--- WORKING DATA ---
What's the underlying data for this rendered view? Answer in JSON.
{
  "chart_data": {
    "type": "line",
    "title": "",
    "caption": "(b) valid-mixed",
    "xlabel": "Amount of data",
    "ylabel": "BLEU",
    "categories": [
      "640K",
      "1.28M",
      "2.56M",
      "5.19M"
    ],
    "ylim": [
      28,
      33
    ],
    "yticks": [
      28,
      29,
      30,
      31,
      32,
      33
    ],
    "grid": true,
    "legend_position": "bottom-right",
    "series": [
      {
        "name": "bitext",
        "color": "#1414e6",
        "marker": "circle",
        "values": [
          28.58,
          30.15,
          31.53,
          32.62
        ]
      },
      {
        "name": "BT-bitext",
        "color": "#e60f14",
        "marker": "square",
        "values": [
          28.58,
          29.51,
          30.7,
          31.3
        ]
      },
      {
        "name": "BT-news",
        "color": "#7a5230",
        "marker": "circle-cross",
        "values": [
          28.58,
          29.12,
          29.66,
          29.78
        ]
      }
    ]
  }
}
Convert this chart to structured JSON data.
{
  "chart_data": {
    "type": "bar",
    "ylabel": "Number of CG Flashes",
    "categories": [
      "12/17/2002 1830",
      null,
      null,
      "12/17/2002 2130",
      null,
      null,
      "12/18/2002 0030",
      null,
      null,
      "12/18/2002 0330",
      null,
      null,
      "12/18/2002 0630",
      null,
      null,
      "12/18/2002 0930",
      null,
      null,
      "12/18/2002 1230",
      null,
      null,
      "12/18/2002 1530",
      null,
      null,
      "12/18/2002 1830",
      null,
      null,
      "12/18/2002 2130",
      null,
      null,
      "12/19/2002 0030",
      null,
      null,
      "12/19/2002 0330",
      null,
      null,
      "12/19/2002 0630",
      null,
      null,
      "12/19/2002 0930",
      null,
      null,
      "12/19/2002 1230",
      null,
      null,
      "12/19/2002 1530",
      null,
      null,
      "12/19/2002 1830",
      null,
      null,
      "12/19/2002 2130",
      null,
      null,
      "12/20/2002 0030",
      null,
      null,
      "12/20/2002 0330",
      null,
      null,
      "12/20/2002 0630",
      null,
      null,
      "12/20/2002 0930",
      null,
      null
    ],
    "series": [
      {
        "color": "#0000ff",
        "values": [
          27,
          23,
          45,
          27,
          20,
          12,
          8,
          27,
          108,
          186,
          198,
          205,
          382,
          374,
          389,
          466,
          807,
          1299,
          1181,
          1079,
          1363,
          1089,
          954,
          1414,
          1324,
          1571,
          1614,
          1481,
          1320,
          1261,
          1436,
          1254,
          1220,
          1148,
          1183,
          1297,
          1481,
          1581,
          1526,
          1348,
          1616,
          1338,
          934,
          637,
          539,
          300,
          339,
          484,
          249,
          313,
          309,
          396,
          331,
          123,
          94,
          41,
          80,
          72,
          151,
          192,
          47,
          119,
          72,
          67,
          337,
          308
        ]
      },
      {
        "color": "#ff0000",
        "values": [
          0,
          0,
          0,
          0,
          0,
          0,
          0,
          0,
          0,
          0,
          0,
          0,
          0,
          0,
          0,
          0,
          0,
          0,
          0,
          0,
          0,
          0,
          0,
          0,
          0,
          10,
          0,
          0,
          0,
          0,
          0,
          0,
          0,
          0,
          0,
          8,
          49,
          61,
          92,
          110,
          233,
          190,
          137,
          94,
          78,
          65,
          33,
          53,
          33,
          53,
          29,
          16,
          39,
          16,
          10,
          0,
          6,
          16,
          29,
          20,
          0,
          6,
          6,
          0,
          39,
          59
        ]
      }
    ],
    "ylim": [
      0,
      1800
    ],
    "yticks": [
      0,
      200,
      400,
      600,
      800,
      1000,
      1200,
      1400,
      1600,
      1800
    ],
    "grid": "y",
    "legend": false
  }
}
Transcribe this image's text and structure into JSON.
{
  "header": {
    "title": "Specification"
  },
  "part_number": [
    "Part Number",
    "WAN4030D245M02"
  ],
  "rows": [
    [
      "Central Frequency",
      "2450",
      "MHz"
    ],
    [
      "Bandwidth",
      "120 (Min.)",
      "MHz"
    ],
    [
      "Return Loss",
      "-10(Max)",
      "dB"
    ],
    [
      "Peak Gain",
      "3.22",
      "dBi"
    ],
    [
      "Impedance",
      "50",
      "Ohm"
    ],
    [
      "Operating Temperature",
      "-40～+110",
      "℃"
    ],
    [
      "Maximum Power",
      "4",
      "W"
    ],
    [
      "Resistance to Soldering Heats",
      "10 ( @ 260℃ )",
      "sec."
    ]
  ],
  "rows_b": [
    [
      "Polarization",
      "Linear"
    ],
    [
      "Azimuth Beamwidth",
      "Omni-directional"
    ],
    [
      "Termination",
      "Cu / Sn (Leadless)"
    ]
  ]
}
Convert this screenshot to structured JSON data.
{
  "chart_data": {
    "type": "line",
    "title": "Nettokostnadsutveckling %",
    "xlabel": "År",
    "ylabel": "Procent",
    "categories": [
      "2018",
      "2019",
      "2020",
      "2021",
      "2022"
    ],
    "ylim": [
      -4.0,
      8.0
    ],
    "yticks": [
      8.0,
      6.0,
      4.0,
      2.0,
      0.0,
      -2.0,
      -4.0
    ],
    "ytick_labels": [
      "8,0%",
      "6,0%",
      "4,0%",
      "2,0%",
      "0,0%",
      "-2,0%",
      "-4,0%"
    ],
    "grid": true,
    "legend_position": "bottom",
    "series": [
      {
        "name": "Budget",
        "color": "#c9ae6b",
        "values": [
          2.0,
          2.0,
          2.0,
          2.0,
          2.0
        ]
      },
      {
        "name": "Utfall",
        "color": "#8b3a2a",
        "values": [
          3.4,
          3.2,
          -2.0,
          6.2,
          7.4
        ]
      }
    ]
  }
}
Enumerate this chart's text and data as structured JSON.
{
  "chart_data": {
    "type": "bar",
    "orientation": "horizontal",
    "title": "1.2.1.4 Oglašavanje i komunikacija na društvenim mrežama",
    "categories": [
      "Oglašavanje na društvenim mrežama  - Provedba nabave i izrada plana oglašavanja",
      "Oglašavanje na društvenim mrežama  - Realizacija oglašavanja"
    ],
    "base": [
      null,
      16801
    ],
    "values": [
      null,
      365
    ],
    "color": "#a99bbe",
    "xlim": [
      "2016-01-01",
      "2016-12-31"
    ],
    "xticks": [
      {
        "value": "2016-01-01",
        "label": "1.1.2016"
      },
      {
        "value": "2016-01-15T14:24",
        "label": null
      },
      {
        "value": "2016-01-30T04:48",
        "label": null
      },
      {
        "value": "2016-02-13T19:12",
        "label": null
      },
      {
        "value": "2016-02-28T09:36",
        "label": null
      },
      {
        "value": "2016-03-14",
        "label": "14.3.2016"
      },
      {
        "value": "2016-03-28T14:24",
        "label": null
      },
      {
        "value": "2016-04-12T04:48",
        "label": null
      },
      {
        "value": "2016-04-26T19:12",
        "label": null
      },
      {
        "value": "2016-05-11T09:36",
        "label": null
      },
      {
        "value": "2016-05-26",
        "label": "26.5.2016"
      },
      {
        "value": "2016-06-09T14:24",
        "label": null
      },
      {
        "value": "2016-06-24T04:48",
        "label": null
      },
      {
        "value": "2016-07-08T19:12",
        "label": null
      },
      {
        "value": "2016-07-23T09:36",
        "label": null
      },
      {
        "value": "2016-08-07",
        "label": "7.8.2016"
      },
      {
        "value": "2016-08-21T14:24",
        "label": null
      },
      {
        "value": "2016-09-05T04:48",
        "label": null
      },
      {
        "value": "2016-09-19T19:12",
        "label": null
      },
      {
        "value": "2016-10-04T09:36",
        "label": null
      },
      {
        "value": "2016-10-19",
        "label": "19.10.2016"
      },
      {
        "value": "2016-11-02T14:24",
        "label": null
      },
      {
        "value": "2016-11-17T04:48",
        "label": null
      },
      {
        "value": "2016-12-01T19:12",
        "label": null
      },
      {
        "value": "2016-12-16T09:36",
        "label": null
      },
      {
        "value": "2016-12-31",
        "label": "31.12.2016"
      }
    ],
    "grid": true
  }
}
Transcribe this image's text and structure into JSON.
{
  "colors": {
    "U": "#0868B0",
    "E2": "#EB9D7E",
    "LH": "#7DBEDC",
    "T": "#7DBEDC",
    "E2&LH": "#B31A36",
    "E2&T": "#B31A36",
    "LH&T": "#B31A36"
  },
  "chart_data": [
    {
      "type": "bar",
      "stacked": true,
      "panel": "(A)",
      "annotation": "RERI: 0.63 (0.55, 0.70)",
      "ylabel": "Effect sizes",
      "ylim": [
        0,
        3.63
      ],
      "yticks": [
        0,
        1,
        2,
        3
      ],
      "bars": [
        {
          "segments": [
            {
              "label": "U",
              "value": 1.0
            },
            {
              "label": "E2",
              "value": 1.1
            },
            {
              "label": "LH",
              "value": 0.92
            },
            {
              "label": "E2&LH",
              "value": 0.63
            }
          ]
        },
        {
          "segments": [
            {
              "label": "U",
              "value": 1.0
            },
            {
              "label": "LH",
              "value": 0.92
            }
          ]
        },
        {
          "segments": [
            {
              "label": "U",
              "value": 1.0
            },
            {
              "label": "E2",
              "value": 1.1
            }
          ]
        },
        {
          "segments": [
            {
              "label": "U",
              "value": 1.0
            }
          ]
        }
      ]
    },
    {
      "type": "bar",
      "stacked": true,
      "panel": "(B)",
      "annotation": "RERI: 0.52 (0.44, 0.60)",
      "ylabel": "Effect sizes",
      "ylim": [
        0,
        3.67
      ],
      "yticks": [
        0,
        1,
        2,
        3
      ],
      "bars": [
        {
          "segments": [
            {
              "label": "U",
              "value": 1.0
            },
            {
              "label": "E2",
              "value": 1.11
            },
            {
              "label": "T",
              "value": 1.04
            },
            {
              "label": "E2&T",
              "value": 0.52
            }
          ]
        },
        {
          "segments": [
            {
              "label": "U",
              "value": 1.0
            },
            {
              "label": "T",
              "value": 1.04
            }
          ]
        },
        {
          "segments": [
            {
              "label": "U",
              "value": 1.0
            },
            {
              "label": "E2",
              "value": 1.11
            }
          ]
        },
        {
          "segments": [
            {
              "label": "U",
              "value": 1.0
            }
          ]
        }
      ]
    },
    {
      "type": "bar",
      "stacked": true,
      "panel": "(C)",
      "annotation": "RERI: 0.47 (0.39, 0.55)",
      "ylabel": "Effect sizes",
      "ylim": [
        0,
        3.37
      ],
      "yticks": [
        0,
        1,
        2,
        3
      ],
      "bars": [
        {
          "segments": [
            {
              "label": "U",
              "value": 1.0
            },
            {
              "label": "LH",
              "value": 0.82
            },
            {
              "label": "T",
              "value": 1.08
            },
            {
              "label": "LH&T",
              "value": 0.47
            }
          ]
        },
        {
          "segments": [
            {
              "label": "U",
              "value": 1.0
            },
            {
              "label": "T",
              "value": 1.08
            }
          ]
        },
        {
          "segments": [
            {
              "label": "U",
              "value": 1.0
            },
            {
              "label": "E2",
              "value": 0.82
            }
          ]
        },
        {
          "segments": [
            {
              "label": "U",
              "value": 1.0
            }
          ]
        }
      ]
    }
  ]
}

--- GIVEN PROBLEM ---
Select the lines from the entries that include the word "annotation".

--- SOLVED EXERCISE ---
      "annotation": "RERI: 0.63 (0.55, 0.70)",
      "annotation": "RERI: 0.52 (0.44, 0.60)",
      "annotation": "RERI: 0.47 (0.39, 0.55)",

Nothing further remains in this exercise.